■ Aim of the exercise:
You are to retype all of the data exactly as it appears.

■ Extracted information:
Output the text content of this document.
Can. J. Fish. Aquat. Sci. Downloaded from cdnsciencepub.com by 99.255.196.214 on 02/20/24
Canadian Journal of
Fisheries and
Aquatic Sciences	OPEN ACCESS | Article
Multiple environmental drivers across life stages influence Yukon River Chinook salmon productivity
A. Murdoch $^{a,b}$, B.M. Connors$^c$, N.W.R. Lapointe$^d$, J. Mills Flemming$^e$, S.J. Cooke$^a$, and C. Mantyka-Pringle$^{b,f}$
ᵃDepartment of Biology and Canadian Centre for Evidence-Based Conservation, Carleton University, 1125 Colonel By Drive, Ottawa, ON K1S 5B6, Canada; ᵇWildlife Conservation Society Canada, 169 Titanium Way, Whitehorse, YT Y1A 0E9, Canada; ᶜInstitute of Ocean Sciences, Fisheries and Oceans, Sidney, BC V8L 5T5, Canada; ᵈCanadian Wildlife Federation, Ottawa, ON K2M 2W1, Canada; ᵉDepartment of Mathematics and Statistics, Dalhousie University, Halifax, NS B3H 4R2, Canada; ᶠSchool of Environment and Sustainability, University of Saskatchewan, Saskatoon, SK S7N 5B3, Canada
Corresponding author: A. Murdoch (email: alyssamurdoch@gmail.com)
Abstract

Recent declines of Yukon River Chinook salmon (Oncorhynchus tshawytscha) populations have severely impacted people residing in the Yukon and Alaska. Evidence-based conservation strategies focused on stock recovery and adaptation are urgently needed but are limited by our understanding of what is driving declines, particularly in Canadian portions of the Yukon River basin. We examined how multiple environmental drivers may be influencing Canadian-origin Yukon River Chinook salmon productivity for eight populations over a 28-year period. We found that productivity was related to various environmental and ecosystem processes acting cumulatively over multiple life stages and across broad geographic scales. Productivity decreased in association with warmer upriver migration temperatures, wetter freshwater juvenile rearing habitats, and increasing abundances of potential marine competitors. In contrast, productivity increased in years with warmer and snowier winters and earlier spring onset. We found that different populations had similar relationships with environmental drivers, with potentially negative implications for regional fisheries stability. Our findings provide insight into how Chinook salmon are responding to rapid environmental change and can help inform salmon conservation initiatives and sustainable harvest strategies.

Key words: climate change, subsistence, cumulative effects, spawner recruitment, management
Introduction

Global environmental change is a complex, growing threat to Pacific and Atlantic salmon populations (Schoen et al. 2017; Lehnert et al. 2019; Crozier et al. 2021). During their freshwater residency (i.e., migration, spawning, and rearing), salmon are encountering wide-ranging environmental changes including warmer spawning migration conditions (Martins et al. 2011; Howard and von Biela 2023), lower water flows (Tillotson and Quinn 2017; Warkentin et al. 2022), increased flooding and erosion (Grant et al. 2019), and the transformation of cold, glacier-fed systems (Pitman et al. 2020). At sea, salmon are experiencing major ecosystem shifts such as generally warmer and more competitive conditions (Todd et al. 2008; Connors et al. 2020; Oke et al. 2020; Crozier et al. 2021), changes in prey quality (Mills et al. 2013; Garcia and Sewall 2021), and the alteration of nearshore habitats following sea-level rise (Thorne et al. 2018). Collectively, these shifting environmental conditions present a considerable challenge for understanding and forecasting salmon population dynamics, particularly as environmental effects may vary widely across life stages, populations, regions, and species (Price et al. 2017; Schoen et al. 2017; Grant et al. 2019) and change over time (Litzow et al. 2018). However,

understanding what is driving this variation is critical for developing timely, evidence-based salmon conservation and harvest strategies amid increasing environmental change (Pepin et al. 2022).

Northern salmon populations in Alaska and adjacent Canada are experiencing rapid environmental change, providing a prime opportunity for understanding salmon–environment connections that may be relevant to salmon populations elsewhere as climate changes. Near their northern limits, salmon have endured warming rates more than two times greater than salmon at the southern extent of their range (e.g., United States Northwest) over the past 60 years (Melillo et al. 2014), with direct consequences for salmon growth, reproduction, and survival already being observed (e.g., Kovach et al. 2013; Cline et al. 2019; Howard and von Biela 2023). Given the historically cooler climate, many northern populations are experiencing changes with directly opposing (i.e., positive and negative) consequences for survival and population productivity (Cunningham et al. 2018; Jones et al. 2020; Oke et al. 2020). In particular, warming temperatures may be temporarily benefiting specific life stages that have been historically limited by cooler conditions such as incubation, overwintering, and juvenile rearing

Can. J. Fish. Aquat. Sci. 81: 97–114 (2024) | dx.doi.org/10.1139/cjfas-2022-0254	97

■ Output for this exercise:
Output the text content of this document.
Can. J. Fish. Aquat. Sci. Downloaded from cdnsciencepub.com by 99.255.196.214 on 02/20/24
Canadian Journal of
Fisheries and
Aquatic Sciences	OPEN ACCESS | Article
Multiple environmental drivers across life stages influence Yukon River Chinook salmon productivity
A. Murdoch $^{a,b}$, B.M. Connors$^c$, N.W.R. Lapointe$^d$, J. Mills Flemming$^e$, S.J. Cooke$^a$, and C. Mantyka-Pringle$^{b,f}$
ᵃDepartment of Biology and Canadian Centre for Evidence-Based Conservation, Carleton University, 1125 Colonel By Drive, Ottawa, ON K1S 5B6, Canada; ᵇWildlife Conservation Society Canada, 169 Titanium Way, Whitehorse, YT Y1A 0E9, Canada; ᶜInstitute of Ocean Sciences, Fisheries and Oceans, Sidney, BC V8L 5T5, Canada; ᵈCanadian Wildlife Federation, Ottawa, ON K2M 2W1, Canada; ᵉDepartment of Mathematics and Statistics, Dalhousie University, Halifax, NS B3H 4R2, Canada; ᶠSchool of Environment and Sustainability, University of Saskatchewan, Saskatoon, SK S7N 5B3, Canada
Corresponding author: A. Murdoch (email: alyssamurdoch@gmail.com)
Abstract

Recent declines of Yukon River Chinook salmon (Oncorhynchus tshawytscha) populations have severely impacted people residing in the Yukon and Alaska. Evidence-based conservation strategies focused on stock recovery and adaptation are urgently needed but are limited by our understanding of what is driving declines, particularly in Canadian portions of the Yukon River basin. We examined how multiple environmental drivers may be influencing Canadian-origin Yukon River Chinook salmon productivity for eight populations over a 28-year period. We found that productivity was related to various environmental and ecosystem processes acting cumulatively over multiple life stages and across broad geographic scales. Productivity decreased in association with warmer upriver migration temperatures, wetter freshwater juvenile rearing habitats, and increasing abundances of potential marine competitors. In contrast, productivity increased in years with warmer and snowier winters and earlier spring onset. We found that different populations had similar relationships with environmental drivers, with potentially negative implications for regional fisheries stability. Our findings provide insight into how Chinook salmon are responding to rapid environmental change and can help inform salmon conservation initiatives and sustainable harvest strategies.

Key words: climate change, subsistence, cumulative effects, spawner recruitment, management
Introduction

Global environmental change is a complex, growing threat to Pacific and Atlantic salmon populations (Schoen et al. 2017; Lehnert et al. 2019; Crozier et al. 2021). During their freshwater residency (i.e., migration, spawning, and rearing), salmon are encountering wide-ranging environmental changes including warmer spawning migration conditions (Martins et al. 2011; Howard and von Biela 2023), lower water flows (Tillotson and Quinn 2017; Warkentin et al. 2022), increased flooding and erosion (Grant et al. 2019), and the transformation of cold, glacier-fed systems (Pitman et al. 2020). At sea, salmon are experiencing major ecosystem shifts such as generally warmer and more competitive conditions (Todd et al. 2008; Connors et al. 2020; Oke et al. 2020; Crozier et al. 2021), changes in prey quality (Mills et al. 2013; Garcia and Sewall 2021), and the alteration of nearshore habitats following sea-level rise (Thorne et al. 2018). Collectively, these shifting environmental conditions present a considerable challenge for understanding and forecasting salmon population dynamics, particularly as environmental effects may vary widely across life stages, populations, regions, and species (Price et al. 2017; Schoen et al. 2017; Grant et al. 2019) and change over time (Litzow et al. 2018). However,

understanding what is driving this variation is critical for developing timely, evidence-based salmon conservation and harvest strategies amid increasing environmental change (Pepin et al. 2022).

Northern salmon populations in Alaska and adjacent Canada are experiencing rapid environmental change, providing a prime opportunity for understanding salmon–environment connections that may be relevant to salmon populations elsewhere as climate changes. Near their northern limits, salmon have endured warming rates more than two times greater than salmon at the southern extent of their range (e.g., United States Northwest) over the past 60 years (Melillo et al. 2014), with direct consequences for salmon growth, reproduction, and survival already being observed (e.g., Kovach et al. 2013; Cline et al. 2019; Howard and von Biela 2023). Given the historically cooler climate, many northern populations are experiencing changes with directly opposing (i.e., positive and negative) consequences for survival and population productivity (Cunningham et al. 2018; Jones et al. 2020; Oke et al. 2020). In particular, warming temperatures may be temporarily benefiting specific life stages that have been historically limited by cooler conditions such as incubation, overwintering, and juvenile rearing

Can. J. Fish. Aquat. Sci. 81: 97–114 (2024) | dx.doi.org/10.1139/cjfas-2022-0254	97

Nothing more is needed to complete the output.